List all lines of the data containing the word "网络服务器".

# Start of LISTING

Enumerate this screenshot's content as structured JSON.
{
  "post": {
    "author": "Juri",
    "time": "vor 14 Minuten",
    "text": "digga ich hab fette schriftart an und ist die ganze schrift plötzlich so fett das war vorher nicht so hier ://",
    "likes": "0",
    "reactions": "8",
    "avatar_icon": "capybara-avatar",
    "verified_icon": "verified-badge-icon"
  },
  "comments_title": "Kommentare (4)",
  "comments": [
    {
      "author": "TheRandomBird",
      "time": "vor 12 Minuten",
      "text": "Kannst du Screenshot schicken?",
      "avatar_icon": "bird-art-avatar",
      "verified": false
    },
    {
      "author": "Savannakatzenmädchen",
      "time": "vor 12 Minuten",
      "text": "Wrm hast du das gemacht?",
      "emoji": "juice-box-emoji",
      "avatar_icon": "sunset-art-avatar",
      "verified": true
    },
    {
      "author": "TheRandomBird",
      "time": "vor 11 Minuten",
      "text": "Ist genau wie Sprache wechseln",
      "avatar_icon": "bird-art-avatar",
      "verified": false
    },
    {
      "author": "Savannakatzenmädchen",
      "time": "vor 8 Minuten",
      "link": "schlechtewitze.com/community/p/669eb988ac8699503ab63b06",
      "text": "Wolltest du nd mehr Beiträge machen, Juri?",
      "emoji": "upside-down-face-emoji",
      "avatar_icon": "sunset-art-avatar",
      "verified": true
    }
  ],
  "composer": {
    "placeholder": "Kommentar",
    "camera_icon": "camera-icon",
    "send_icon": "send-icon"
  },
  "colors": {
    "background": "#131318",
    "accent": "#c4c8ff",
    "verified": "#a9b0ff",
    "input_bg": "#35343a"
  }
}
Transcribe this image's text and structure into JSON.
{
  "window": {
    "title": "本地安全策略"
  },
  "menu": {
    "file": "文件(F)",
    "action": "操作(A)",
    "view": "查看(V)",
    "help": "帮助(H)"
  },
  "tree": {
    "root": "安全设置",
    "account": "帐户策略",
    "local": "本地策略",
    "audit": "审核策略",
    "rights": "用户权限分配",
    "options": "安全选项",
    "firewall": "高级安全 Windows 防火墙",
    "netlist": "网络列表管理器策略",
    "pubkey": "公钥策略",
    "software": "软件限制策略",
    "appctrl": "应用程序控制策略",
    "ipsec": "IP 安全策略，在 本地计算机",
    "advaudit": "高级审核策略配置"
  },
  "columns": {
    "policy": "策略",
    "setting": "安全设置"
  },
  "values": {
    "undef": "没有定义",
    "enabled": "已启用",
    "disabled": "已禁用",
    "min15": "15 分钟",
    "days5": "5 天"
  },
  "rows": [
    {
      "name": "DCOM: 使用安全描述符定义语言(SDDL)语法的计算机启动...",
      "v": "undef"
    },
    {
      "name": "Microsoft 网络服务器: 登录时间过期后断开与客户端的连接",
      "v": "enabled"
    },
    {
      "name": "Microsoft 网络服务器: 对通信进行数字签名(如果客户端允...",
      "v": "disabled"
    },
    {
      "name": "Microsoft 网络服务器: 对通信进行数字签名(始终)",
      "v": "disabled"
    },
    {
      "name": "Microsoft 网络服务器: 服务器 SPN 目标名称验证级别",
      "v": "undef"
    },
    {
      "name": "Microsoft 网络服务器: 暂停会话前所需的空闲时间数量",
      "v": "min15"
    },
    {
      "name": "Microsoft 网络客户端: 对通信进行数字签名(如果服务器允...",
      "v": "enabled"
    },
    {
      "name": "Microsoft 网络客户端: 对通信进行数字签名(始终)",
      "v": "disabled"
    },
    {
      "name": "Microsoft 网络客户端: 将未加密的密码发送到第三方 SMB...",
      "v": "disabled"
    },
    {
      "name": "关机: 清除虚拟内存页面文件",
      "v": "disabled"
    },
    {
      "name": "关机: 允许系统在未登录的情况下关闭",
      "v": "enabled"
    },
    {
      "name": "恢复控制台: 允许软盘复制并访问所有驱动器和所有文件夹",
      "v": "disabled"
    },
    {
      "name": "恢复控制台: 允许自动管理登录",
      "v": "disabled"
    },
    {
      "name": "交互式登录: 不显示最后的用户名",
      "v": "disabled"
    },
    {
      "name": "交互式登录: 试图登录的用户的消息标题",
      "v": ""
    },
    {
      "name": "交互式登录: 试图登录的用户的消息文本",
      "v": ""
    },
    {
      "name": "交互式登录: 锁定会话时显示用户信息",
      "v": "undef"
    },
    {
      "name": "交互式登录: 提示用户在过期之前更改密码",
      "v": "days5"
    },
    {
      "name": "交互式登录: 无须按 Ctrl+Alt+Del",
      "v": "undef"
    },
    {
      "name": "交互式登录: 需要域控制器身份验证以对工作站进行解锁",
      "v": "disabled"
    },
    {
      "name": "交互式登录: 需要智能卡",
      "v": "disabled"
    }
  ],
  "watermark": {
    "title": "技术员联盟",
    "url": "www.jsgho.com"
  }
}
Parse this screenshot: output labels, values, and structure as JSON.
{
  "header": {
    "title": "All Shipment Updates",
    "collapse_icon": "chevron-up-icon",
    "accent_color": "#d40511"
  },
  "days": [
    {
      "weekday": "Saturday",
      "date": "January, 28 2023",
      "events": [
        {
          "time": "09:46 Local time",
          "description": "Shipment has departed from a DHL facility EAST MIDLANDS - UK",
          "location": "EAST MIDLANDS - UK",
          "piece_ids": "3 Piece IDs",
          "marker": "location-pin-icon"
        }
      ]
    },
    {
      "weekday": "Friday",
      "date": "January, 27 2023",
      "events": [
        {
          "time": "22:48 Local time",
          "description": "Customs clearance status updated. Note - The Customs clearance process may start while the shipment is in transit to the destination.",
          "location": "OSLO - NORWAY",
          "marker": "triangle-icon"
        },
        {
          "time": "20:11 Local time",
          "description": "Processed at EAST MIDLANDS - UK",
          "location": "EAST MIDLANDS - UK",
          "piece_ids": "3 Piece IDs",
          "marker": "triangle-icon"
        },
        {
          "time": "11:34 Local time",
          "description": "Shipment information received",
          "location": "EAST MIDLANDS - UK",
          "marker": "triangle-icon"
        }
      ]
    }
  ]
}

# End of LISTING

• RESPONSE TO THE TASK:
      "name": "Microsoft 网络服务器: 登录时间过期后断开与客户端的连接",
      "name": "Microsoft 网络服务器: 对通信进行数字签名(如果客户端允...",
      "name": "Microsoft 网络服务器: 对通信进行数字签名(始终)",
      "name": "Microsoft 网络服务器: 服务器 SPN 目标名称验证级别",
      "name": "Microsoft 网络服务器: 暂停会话前所需的空闲时间数量",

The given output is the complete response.